### DOCUMENT EXTRACT
++++++++++++++++++++

Bloomberg Special Report Highlights Current Trends and Issues in the Bitcoin Space

Bloomberg Brief has published a Special Report about Bitcoin. Written as an introduction for financial professionals and busy investors with little previous knowledge of Bitcoin, the report gives far too much space to marginal aspects such as price swings, scams and bankruptcies. However, while the depth of the analysis doesn’t match that of recent reports by Goldman Sachs and other top financial institutions, the Bloomberg report offers interesting insights and opinions that highlight current trends and issues in the Bitcoin space.

Barry Silbert, founder and CEO of the Digital Currency Group and creator of the Bitcoin Investment Trust, the first Bitcoin investment vehicle publicly traded in the United States, focuses on the price of bitcoin and hopes it will increase. “People will get excited about bitcoin when they believe its price will rise, which will create a flywheel effect of increased adoption, velocity, trading, etc.,” he says. “Bitcoin can live up to its promise, but it will only be possible if the price and liquidity are a lot higher than they are today.”

Taking the opposite view is Stony Brook University finance professor and Bloomberg columnist Noah Smith, who is persuaded that bitcoin becomes more useful as a currency the more its price drops. Currencies and investment vehicles like stocks and gold are very different, and Smith considers the currency aspects of bitcoin as more promising and important than the investment aspects.

++++++++++++++++++++

(Document layout analysis data)
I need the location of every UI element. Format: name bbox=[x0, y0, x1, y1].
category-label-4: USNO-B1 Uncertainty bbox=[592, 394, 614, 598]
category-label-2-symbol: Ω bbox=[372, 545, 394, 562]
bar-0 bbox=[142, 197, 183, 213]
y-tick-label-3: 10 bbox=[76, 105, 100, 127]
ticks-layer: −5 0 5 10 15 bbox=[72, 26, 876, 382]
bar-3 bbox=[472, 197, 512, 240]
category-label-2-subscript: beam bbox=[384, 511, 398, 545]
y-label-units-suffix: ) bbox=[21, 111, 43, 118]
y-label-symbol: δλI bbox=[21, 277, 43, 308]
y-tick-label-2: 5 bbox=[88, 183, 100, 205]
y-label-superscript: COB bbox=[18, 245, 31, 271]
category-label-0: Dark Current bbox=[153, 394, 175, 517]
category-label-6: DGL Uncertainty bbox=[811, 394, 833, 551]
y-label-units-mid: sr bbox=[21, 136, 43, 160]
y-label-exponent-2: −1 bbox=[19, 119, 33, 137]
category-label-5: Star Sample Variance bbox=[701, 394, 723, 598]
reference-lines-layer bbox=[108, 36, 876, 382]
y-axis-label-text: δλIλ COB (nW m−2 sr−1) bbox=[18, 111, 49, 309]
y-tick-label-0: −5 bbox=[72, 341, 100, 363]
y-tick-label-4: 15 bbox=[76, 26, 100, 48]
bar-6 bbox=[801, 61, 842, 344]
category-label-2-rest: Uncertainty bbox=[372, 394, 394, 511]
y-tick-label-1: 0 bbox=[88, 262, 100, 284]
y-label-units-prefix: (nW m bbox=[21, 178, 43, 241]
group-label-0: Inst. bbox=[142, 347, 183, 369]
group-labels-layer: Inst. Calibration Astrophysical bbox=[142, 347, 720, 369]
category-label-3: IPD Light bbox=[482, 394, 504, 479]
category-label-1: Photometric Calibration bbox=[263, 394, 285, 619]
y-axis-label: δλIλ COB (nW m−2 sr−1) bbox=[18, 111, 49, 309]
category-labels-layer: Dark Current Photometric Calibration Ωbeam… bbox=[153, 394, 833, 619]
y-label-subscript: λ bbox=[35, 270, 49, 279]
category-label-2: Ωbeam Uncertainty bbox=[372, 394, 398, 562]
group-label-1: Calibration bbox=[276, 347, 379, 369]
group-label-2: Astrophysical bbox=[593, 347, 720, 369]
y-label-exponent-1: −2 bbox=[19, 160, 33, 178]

++++++++++++++++++++

Please reproduce the article on Bloomberg's Bitcoin report word for word, starting at "Bloomberg Special Report" and ending at "the Bitcoin space.".

### SOLUTION FOR THIS TASK
Bloomberg Special Report Highlights Current Trends and Issues in the Bitcoin Space

Bloomberg Brief has published a Special Report about Bitcoin. Written as an introduction for financial professionals and busy investors with little previous knowledge of Bitcoin, the report gives far too much space to marginal aspects such as price swings, scams and bankruptcies. However, while the depth of the analysis doesn’t match that of recent reports by Goldman Sachs and other top financial institutions, the Bloomberg report offers interesting insights and opinions that highlight current trends and issues in the Bitcoin space.